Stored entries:
#####
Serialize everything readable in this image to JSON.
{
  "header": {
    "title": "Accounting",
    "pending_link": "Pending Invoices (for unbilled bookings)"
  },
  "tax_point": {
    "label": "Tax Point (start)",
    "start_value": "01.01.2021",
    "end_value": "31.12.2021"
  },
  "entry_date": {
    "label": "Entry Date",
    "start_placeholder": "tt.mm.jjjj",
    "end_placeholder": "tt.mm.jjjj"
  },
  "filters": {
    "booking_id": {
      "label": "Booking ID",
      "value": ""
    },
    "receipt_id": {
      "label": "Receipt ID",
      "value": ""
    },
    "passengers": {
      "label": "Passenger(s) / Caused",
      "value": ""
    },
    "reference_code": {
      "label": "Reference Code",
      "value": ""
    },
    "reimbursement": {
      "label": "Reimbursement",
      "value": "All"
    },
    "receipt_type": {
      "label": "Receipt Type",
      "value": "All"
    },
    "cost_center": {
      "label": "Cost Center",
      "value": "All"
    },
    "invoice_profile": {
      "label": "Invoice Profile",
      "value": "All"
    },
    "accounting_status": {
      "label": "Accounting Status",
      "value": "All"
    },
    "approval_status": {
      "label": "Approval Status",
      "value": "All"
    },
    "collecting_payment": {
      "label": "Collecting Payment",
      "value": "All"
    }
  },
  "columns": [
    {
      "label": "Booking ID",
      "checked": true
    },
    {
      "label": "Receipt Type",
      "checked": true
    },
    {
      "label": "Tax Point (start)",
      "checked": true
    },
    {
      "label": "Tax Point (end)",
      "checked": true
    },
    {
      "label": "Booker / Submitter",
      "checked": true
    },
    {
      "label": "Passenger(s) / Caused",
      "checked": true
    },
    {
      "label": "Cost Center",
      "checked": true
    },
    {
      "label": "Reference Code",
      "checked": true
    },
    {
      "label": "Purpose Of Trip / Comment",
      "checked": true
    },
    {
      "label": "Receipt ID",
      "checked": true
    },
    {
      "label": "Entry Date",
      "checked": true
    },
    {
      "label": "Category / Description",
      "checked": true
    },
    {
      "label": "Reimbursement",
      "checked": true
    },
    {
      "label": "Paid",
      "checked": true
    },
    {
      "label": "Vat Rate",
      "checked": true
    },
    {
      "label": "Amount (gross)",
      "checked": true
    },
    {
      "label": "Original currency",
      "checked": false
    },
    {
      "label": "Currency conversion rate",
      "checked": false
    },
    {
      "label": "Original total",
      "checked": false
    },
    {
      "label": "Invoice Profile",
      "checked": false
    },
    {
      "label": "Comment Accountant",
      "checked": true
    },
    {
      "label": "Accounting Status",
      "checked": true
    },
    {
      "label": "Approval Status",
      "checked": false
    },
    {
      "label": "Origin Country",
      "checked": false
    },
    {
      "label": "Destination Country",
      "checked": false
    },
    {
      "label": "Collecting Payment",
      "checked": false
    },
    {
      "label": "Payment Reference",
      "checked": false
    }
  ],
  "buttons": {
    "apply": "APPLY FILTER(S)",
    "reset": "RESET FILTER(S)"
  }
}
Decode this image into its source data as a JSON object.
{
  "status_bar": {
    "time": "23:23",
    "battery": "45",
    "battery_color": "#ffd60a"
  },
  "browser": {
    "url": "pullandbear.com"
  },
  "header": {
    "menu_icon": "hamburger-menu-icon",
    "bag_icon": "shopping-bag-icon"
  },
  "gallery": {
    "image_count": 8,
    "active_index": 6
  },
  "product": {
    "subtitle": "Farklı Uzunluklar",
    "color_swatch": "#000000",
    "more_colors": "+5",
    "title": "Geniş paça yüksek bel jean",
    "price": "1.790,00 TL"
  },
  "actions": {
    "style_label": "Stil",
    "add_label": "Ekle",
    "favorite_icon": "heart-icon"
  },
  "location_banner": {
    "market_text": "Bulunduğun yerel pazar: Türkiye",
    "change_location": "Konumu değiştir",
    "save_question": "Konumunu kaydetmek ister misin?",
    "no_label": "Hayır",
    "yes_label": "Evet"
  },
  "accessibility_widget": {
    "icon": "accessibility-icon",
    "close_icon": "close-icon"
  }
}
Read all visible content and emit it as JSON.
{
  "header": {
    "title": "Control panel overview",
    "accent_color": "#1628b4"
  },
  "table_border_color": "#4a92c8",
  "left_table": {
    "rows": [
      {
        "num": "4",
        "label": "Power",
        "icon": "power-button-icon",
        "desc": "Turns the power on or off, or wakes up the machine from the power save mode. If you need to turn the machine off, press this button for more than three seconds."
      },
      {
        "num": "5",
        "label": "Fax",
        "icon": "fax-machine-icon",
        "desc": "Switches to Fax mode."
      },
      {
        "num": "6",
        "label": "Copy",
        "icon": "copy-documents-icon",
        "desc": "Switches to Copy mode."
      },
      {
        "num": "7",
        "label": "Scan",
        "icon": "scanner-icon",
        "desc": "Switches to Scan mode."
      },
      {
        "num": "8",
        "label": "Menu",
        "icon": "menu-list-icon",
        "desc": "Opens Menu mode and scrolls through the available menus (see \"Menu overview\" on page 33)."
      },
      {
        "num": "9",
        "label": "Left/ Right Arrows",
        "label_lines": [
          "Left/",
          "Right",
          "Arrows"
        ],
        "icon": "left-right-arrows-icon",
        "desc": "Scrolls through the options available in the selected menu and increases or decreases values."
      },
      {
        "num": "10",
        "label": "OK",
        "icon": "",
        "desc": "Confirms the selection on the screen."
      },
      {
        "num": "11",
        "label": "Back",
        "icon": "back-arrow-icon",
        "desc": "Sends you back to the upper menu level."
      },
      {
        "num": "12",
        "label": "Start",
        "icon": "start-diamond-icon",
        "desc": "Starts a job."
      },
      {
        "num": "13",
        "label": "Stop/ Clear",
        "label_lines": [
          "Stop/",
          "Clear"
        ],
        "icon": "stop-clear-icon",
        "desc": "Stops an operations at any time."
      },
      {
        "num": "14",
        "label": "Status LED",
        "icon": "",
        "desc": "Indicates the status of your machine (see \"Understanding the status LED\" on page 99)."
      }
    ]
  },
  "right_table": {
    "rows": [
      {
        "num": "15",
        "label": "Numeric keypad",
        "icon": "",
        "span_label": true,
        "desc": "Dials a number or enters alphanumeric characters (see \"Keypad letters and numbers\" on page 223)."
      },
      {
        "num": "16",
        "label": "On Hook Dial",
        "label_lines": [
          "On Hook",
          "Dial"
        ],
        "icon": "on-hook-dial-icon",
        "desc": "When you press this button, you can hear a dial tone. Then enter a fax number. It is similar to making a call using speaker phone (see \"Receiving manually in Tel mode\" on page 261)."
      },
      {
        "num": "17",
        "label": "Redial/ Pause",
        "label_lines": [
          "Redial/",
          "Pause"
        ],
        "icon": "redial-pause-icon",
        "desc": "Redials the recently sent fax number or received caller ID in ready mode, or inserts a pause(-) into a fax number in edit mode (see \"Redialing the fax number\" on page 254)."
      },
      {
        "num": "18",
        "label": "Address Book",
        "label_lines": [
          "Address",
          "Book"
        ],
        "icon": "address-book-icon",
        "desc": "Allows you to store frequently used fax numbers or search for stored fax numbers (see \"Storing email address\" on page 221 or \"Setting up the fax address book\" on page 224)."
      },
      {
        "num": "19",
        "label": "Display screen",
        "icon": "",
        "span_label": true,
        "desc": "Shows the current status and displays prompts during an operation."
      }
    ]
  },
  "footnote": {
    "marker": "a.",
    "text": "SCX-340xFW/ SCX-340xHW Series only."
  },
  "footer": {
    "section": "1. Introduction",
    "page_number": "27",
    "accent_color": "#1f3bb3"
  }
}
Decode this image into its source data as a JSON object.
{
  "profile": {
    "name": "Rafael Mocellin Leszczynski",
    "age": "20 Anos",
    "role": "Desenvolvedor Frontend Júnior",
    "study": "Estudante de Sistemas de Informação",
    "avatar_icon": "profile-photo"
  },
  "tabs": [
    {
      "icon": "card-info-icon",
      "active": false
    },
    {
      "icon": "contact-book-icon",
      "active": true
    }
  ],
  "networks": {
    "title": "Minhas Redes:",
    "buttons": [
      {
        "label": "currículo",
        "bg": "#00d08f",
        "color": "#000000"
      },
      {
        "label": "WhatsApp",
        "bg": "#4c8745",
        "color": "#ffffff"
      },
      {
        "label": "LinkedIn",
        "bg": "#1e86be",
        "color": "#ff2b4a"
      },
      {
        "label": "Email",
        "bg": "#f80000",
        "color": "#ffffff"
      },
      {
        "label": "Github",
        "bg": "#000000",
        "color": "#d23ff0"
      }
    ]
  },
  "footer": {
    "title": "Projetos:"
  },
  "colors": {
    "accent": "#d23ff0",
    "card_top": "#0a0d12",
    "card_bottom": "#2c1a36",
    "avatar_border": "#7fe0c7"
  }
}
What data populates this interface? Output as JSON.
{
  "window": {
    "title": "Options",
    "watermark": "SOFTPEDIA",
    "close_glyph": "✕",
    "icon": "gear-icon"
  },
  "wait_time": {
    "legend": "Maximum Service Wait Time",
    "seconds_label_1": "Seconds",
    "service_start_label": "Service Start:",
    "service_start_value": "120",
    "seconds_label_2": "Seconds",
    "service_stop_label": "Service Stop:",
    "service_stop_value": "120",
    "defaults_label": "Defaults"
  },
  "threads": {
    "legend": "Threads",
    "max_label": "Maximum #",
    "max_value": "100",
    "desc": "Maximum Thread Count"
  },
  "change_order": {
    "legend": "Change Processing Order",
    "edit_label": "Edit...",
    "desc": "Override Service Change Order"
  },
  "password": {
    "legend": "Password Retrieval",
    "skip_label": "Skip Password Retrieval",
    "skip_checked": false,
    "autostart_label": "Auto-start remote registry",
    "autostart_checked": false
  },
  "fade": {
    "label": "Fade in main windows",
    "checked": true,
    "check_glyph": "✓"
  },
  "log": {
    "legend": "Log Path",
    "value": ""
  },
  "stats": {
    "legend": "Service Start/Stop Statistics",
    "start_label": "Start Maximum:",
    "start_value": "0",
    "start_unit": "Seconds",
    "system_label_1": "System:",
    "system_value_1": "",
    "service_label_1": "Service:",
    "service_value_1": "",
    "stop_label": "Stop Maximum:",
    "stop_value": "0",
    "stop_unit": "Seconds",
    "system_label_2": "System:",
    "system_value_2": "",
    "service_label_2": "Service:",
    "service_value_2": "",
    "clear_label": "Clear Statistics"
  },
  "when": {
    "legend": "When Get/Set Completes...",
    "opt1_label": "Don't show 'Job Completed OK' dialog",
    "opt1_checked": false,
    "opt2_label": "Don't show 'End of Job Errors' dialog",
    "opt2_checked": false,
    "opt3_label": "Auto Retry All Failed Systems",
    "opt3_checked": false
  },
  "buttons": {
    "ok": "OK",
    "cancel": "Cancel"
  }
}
#####
Copy out each line of the listing that holds "Switches".

• _Written reply_:
        "desc": "Switches to Fax mode."
        "desc": "Switches to Copy mode."
        "desc": "Switches to Scan mode."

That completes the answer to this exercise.